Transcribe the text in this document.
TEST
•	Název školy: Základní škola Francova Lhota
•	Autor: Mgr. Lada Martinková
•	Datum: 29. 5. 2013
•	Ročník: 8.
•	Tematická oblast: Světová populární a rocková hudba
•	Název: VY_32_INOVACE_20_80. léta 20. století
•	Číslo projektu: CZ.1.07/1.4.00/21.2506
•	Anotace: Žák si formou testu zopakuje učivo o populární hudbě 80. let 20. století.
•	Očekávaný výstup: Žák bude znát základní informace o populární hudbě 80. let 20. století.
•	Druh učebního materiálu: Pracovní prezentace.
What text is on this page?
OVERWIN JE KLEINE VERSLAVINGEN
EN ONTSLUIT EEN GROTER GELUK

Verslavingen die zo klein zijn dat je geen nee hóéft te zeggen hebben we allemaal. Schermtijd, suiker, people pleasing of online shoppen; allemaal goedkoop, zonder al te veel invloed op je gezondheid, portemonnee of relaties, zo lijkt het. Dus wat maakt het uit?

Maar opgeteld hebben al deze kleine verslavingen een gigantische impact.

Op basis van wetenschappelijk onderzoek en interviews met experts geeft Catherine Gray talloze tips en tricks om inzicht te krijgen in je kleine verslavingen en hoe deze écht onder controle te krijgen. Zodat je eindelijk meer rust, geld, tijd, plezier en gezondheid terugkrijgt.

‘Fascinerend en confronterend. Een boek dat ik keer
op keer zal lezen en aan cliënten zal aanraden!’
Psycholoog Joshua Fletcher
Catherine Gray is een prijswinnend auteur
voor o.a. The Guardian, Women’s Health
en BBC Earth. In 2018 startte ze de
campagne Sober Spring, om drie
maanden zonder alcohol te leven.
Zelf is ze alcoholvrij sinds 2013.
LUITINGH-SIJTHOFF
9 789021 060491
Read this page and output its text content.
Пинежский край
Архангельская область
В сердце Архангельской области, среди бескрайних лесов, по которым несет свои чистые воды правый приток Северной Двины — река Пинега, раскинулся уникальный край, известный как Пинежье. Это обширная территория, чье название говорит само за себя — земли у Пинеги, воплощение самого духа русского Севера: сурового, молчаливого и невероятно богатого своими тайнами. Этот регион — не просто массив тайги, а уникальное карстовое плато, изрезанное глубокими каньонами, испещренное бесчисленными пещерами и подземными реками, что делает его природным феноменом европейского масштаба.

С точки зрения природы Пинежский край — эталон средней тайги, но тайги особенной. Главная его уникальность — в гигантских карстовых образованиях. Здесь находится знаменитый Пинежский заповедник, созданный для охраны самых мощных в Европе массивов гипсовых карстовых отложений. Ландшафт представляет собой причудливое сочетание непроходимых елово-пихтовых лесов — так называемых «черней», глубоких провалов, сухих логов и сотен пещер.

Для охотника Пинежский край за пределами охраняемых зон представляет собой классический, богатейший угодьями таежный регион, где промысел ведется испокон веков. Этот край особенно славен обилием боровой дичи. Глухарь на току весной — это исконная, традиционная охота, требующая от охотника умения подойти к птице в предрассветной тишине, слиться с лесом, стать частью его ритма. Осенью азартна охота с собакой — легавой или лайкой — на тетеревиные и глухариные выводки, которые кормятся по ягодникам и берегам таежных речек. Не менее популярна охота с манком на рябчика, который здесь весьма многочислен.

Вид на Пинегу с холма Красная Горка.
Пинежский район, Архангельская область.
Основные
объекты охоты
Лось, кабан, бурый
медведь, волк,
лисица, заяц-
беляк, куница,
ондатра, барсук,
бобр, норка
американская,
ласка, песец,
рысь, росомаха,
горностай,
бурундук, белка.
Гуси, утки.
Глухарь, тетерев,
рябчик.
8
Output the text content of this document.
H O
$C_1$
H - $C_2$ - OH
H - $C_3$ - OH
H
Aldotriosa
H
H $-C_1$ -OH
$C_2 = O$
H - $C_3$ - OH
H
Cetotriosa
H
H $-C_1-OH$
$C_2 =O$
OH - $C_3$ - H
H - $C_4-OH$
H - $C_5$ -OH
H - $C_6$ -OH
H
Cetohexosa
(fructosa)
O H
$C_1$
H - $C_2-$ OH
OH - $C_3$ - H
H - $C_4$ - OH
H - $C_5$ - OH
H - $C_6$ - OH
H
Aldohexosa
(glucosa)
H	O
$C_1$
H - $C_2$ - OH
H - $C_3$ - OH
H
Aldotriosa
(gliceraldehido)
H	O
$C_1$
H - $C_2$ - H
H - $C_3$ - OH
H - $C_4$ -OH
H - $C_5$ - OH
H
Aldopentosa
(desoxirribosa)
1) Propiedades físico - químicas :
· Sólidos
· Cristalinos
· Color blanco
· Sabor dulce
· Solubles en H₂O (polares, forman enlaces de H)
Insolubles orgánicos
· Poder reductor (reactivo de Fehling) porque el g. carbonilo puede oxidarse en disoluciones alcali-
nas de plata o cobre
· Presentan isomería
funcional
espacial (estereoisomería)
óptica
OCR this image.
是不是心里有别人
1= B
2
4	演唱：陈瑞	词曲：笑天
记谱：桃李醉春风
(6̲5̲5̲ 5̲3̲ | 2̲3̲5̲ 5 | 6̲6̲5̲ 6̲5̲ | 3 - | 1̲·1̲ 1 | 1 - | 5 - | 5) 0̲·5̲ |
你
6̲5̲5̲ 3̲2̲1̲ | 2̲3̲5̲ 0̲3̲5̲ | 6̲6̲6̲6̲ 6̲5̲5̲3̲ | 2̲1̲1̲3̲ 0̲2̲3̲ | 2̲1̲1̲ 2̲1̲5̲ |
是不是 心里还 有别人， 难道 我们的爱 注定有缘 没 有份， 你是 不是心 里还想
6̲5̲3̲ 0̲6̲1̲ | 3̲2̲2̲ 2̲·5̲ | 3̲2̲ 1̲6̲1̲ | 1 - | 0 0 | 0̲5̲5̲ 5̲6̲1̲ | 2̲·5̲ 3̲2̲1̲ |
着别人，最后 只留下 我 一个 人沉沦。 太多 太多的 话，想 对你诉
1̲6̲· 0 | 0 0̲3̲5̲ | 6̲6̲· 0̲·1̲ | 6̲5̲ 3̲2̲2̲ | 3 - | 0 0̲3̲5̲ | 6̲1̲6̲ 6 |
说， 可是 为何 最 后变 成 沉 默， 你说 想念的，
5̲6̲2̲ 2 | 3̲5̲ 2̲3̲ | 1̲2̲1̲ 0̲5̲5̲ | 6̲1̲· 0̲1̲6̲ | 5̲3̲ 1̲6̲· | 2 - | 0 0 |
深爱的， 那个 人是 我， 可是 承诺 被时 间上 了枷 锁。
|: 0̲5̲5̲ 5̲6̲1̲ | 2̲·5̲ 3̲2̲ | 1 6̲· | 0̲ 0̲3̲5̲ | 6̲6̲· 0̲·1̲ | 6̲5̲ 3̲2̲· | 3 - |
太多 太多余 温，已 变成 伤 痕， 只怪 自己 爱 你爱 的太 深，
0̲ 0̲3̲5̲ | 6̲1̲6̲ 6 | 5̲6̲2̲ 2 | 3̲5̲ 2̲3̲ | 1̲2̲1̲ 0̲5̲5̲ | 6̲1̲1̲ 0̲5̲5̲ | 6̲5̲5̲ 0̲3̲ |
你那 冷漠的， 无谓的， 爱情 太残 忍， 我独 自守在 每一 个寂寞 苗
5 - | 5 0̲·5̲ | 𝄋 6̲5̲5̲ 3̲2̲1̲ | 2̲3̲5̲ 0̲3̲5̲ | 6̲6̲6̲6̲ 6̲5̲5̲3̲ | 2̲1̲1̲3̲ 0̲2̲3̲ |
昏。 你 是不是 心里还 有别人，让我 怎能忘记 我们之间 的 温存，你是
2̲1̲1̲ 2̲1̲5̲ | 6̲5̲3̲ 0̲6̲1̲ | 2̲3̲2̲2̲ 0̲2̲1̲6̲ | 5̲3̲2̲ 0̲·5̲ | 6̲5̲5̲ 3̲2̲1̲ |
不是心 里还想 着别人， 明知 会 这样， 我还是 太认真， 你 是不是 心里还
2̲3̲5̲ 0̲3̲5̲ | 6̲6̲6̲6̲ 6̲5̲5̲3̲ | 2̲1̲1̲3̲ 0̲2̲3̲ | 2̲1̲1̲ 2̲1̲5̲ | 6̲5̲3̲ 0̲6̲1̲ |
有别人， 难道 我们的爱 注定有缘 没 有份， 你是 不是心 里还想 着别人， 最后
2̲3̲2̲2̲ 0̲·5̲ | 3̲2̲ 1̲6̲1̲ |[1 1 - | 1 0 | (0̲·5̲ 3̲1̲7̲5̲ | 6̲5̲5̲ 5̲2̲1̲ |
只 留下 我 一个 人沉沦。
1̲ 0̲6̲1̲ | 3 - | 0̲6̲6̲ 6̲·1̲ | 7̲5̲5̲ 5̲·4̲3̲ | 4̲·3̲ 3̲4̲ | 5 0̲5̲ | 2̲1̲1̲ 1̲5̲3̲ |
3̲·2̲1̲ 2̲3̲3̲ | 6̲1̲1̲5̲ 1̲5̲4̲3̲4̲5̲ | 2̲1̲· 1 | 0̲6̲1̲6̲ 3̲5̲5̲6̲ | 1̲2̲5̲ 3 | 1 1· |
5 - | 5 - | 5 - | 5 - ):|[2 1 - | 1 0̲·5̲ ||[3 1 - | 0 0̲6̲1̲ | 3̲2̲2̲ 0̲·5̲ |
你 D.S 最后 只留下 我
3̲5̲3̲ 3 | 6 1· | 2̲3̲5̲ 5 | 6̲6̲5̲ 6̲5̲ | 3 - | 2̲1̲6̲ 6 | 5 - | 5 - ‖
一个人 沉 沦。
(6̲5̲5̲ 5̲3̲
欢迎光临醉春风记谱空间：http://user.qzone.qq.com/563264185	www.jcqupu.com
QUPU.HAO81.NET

___

* [Brief]: Among the lines of the data above, determine how many contain the word "keer". Report the number alone.

* [Correct output]: 2